What the task requires ->
Extract all lines that hold "Select" from the records below.
* BEGIN Records shown *
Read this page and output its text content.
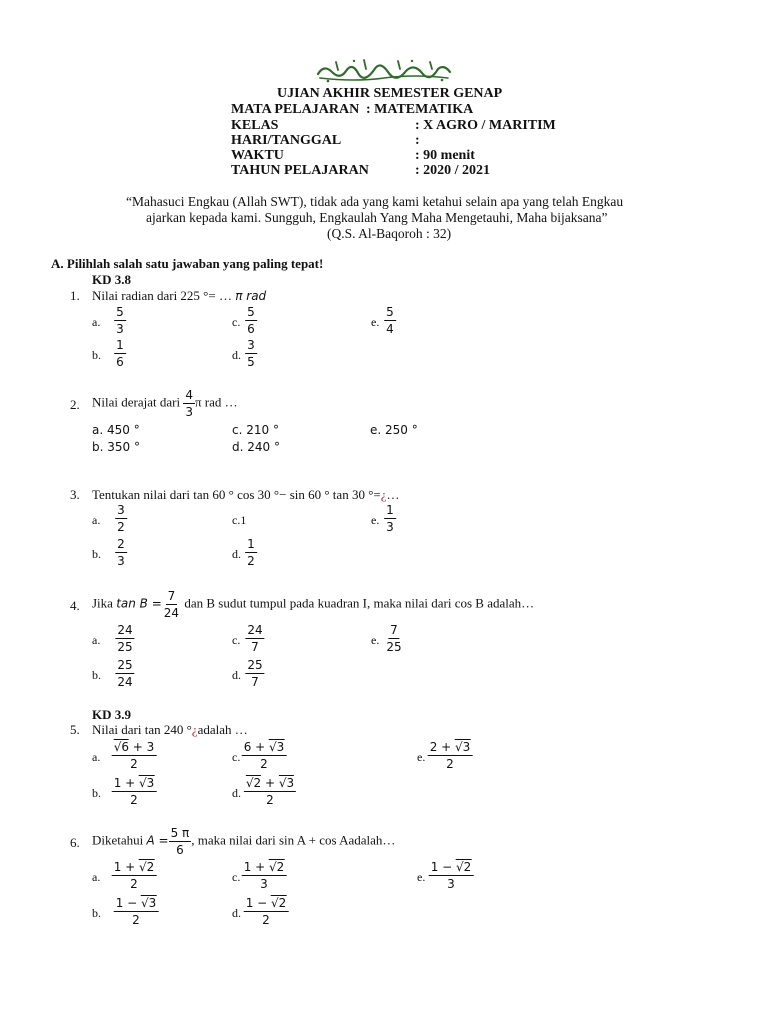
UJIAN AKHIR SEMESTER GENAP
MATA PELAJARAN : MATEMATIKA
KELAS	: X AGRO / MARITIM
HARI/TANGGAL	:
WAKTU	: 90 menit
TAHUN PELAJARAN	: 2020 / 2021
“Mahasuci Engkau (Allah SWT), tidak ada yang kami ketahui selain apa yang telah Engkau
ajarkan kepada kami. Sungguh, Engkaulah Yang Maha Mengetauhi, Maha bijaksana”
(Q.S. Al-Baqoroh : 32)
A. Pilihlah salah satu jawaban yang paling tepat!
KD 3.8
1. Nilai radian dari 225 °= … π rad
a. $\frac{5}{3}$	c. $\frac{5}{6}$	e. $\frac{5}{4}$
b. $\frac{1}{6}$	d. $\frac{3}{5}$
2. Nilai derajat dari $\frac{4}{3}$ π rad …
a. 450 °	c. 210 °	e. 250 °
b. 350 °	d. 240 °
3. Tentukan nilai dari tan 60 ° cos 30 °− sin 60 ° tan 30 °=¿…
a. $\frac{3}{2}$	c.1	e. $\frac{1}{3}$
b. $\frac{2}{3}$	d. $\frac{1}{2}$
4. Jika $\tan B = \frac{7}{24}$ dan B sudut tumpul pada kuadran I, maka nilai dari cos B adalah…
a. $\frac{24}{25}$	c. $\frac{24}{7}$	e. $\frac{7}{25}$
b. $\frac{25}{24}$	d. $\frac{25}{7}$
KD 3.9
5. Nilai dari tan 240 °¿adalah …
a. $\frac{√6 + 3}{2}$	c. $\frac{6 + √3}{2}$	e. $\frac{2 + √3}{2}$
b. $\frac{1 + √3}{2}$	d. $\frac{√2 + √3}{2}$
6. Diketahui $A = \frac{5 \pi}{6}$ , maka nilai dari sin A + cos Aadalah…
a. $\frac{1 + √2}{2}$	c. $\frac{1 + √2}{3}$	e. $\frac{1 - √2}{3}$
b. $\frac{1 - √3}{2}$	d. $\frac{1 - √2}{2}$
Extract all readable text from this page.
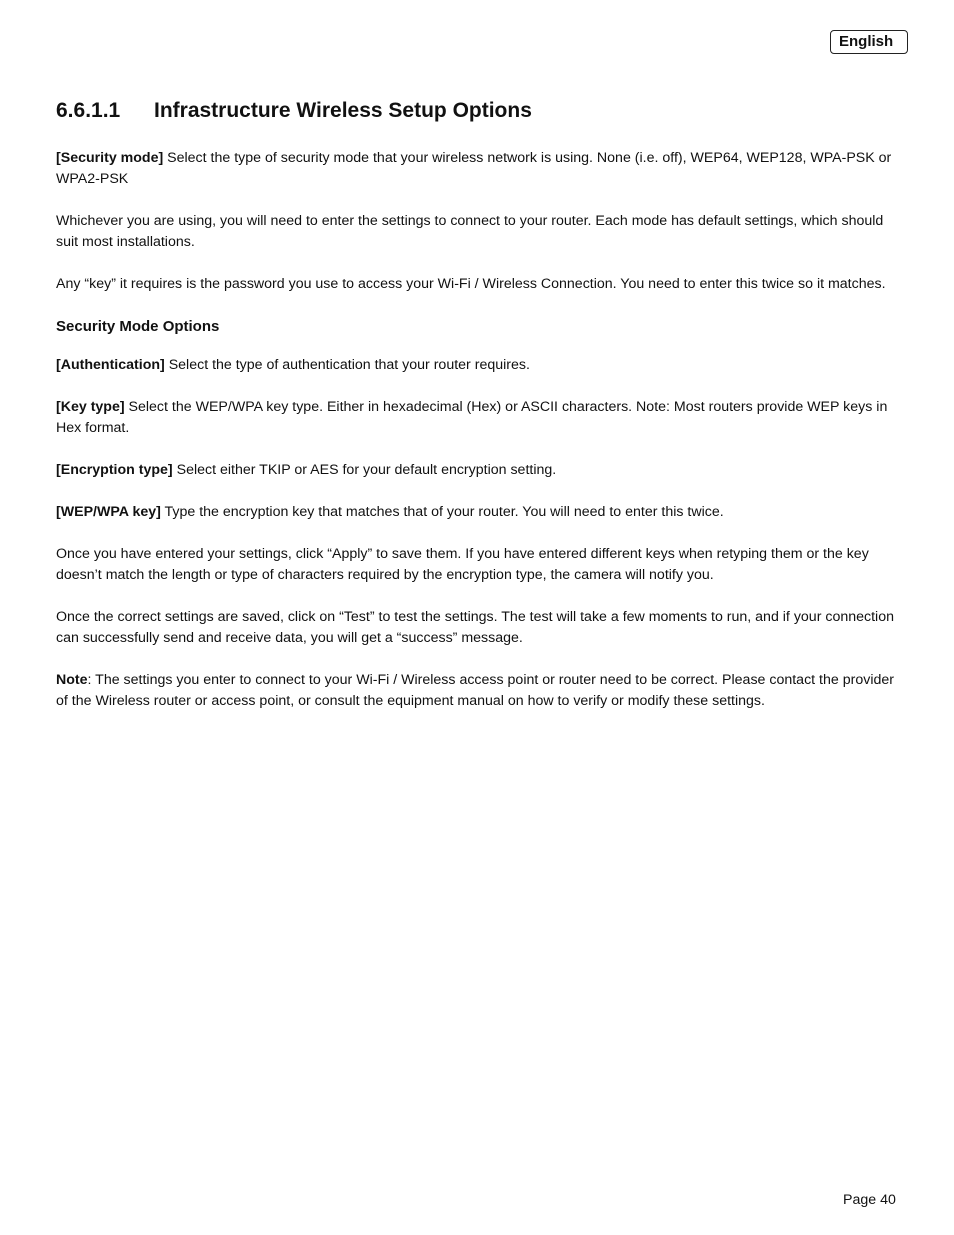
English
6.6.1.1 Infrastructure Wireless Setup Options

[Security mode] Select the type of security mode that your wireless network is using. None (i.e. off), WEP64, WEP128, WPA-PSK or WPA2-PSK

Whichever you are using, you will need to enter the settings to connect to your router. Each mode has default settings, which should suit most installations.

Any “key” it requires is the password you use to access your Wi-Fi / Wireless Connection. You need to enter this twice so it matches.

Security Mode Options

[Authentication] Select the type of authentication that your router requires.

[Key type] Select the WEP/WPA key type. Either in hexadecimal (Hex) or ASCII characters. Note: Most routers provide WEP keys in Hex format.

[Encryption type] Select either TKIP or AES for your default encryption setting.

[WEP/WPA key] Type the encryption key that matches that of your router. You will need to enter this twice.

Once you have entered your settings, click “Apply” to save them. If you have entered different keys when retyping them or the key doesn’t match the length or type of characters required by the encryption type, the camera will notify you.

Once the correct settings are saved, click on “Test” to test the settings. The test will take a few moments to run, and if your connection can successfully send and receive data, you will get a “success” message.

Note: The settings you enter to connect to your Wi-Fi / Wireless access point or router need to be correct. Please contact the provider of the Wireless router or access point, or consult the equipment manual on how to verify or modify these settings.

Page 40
* END Records shown *
Worked solution ->
[Security mode] Select the type of security mode that your wireless network is using. None (i.e. off), WEP64, WEP128, WPA-PSK or WPA2-PSK
[Authentication] Select the type of authentication that your router requires.
[Key type] Select the WEP/WPA key type. Either in hexadecimal (Hex) or ASCII characters. Note: Most routers provide WEP keys in Hex format.
[Encryption type] Select either TKIP or AES for your default encryption setting.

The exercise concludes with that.